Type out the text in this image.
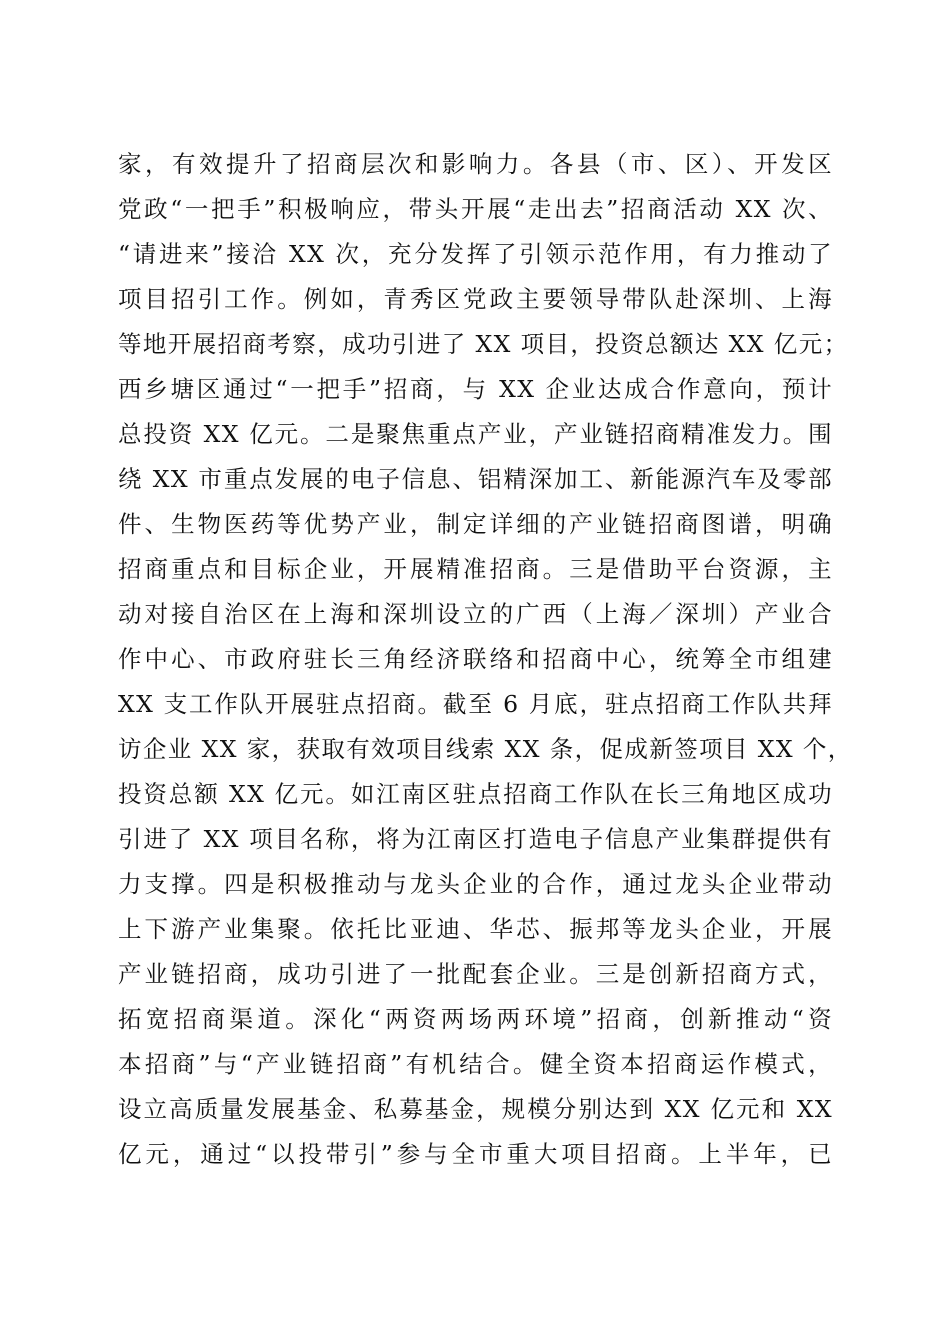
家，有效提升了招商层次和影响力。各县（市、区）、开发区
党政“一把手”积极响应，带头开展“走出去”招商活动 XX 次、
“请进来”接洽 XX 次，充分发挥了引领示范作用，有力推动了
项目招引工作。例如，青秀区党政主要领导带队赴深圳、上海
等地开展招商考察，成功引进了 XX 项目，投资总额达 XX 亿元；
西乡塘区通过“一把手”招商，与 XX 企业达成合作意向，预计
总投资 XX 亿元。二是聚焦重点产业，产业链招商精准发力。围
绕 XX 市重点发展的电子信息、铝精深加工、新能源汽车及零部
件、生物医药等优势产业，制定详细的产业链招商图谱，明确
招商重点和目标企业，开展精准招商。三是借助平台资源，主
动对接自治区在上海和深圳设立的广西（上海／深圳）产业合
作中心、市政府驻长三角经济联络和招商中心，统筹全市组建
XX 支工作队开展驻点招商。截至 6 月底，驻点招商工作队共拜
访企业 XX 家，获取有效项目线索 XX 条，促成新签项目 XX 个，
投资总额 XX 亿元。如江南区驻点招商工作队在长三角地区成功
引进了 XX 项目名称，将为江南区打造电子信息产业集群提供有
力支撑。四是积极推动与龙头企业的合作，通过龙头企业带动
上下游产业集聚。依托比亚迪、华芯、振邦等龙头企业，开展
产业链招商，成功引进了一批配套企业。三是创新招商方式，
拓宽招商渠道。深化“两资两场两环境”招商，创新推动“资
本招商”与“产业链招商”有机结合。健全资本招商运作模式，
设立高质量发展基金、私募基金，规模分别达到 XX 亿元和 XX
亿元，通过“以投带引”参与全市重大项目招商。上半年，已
· · ·
◆ Problem details
Print all entries exactly. The images do not belong in the copy.

◆ Result for this task
Type out the text in this image.
家，有效提升了招商层次和影响力。各县（市、区）、开发区
党政“一把手”积极响应，带头开展“走出去”招商活动 XX 次、
“请进来”接洽 XX 次，充分发挥了引领示范作用，有力推动了
项目招引工作。例如，青秀区党政主要领导带队赴深圳、上海
等地开展招商考察，成功引进了 XX 项目，投资总额达 XX 亿元；
西乡塘区通过“一把手”招商，与 XX 企业达成合作意向，预计
总投资 XX 亿元。二是聚焦重点产业，产业链招商精准发力。围
绕 XX 市重点发展的电子信息、铝精深加工、新能源汽车及零部
件、生物医药等优势产业，制定详细的产业链招商图谱，明确
招商重点和目标企业，开展精准招商。三是借助平台资源，主
动对接自治区在上海和深圳设立的广西（上海／深圳）产业合
作中心、市政府驻长三角经济联络和招商中心，统筹全市组建
XX 支工作队开展驻点招商。截至 6 月底，驻点招商工作队共拜
访企业 XX 家，获取有效项目线索 XX 条，促成新签项目 XX 个，
投资总额 XX 亿元。如江南区驻点招商工作队在长三角地区成功
引进了 XX 项目名称，将为江南区打造电子信息产业集群提供有
力支撑。四是积极推动与龙头企业的合作，通过龙头企业带动
上下游产业集聚。依托比亚迪、华芯、振邦等龙头企业，开展
产业链招商，成功引进了一批配套企业。三是创新招商方式，
拓宽招商渠道。深化“两资两场两环境”招商，创新推动“资
本招商”与“产业链招商”有机结合。健全资本招商运作模式，
设立高质量发展基金、私募基金，规模分别达到 XX 亿元和 XX
亿元，通过“以投带引”参与全市重大项目招商。上半年，已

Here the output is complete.